EXERCISE
Your answer should be a single number: the count of lines that include "SUPPORT".

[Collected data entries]
** begin **

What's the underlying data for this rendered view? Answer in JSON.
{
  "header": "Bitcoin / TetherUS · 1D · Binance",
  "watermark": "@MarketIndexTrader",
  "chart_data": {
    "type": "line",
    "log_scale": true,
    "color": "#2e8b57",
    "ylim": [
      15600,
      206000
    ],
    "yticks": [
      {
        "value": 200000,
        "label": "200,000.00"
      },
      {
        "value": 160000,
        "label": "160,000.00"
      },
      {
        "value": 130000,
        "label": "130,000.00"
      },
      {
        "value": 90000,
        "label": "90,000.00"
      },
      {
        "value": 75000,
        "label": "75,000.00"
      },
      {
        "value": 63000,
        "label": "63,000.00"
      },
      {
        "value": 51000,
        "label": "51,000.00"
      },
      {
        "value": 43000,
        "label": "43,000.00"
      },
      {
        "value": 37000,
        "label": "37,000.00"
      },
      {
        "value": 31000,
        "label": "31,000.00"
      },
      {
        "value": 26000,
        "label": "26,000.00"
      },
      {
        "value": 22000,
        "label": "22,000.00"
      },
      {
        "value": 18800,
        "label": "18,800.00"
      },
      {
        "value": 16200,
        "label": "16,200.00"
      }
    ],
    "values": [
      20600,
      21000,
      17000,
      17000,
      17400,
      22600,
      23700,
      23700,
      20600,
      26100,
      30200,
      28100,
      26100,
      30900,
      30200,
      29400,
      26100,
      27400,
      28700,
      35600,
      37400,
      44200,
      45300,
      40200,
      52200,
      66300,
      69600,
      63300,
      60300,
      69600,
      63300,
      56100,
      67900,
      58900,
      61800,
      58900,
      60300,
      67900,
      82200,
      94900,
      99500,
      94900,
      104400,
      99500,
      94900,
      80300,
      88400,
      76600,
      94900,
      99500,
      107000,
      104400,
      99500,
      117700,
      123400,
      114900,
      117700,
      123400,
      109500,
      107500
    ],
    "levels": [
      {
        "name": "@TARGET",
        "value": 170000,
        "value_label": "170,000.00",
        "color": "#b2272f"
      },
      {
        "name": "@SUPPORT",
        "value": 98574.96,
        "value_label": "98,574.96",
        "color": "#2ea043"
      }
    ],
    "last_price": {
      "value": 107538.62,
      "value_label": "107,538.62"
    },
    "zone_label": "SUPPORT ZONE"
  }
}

** end **

OUTPUT FOR THIS EXERCISE
2